» **Exercise aim**
Report the count of lines that carry the string "footnote", and add nothing.

» **Material for this exercise**

------------------------------

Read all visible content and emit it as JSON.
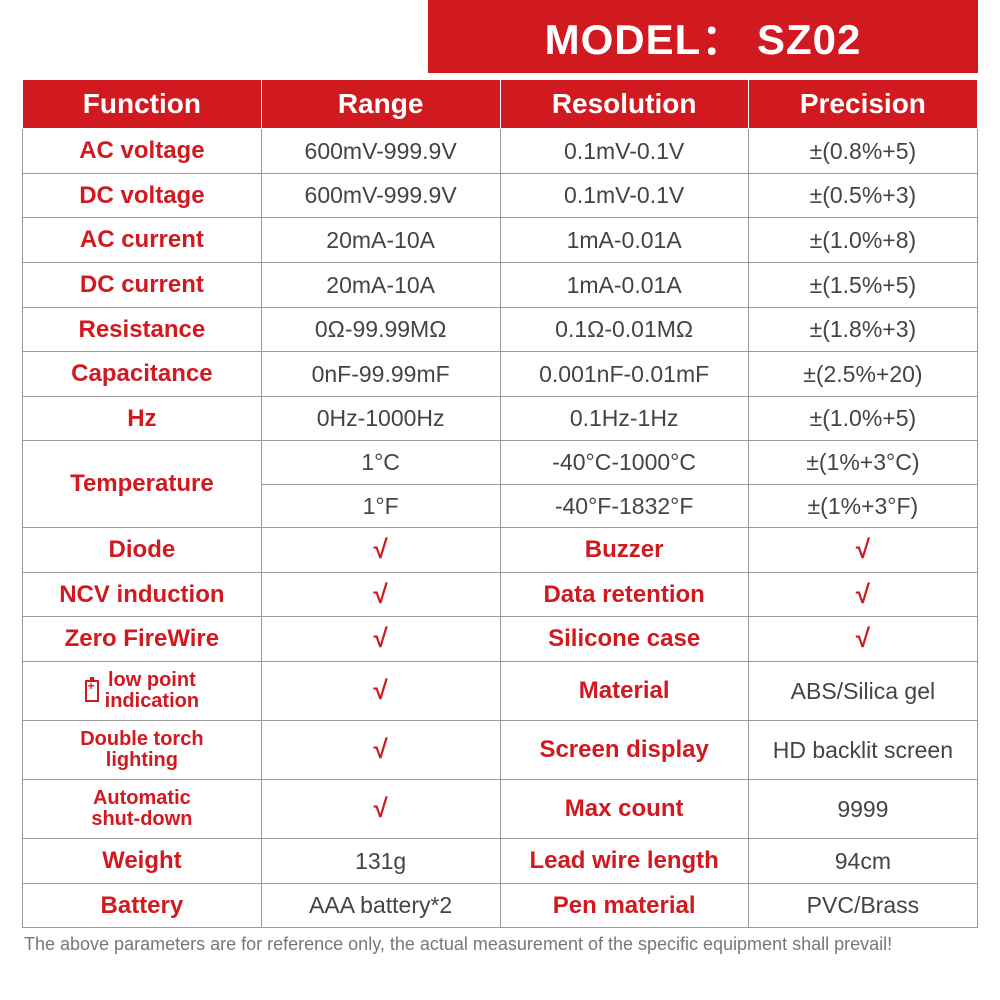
{
  "banner": "MODEL： SZ02",
  "headers": [
    "Function",
    "Range",
    "Resolution",
    "Precision"
  ],
  "spec_rows": [
    {
      "func": "AC voltage",
      "range": "600mV-999.9V",
      "res": "0.1mV-0.1V",
      "prec": "±(0.8%+5)"
    },
    {
      "func": "DC voltage",
      "range": "600mV-999.9V",
      "res": "0.1mV-0.1V",
      "prec": "±(0.5%+3)"
    },
    {
      "func": "AC current",
      "range": "20mA-10A",
      "res": "1mA-0.01A",
      "prec": "±(1.0%+8)"
    },
    {
      "func": "DC current",
      "range": "20mA-10A",
      "res": "1mA-0.01A",
      "prec": "±(1.5%+5)"
    },
    {
      "func": "Resistance",
      "range": "0Ω-99.99MΩ",
      "res": "0.1Ω-0.01MΩ",
      "prec": "±(1.8%+3)"
    },
    {
      "func": "Capacitance",
      "range": "0nF-99.99mF",
      "res": "0.001nF-0.01mF",
      "prec": "±(2.5%+20)"
    },
    {
      "func": "Hz",
      "range": "0Hz-1000Hz",
      "res": "0.1Hz-1Hz",
      "prec": "±(1.0%+5)"
    }
  ],
  "temperature": {
    "label": "Temperature",
    "rows": [
      {
        "range": "1°C",
        "res": "-40°C-1000°C",
        "prec": "±(1%+3°C)"
      },
      {
        "range": "1°F",
        "res": "-40°F-1832°F",
        "prec": "±(1%+3°F)"
      }
    ]
  },
  "check": "√",
  "feature_rows": [
    {
      "l": "Diode",
      "lv": "√",
      "r": "Buzzer",
      "rv": "√"
    },
    {
      "l": "NCV induction",
      "lv": "√",
      "r": "Data retention",
      "rv": "√"
    },
    {
      "l": "Zero FireWire",
      "lv": "√",
      "r": "Silicone case",
      "rv": "√"
    }
  ],
  "misc_rows": [
    {
      "l_icon": true,
      "l": "low point indication",
      "lv": "√",
      "r": "Material",
      "rv": "ABS/Silica gel"
    },
    {
      "l": "Double torch lighting",
      "lv": "√",
      "r": "Screen display",
      "rv": "HD backlit screen"
    },
    {
      "l": "Automatic shut-down",
      "lv": "√",
      "r": "Max count",
      "rv": "9999"
    },
    {
      "l": "Weight",
      "lv": "131g",
      "r": "Lead wire length",
      "rv": "94cm"
    },
    {
      "l": "Battery",
      "lv": "AAA battery*2",
      "r": "Pen material",
      "rv": "PVC/Brass"
    }
  ],
  "footnote": "The above parameters are for reference only, the actual measurement of the specific equipment shall prevail!",
  "colors": {
    "brand_red": "#d11920",
    "border": "#9a9a9a",
    "text_gray": "#444444",
    "footnote": "#777777",
    "bg": "#ffffff"
  },
  "type": "table"
}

------------------------------

» **Response to the task**
2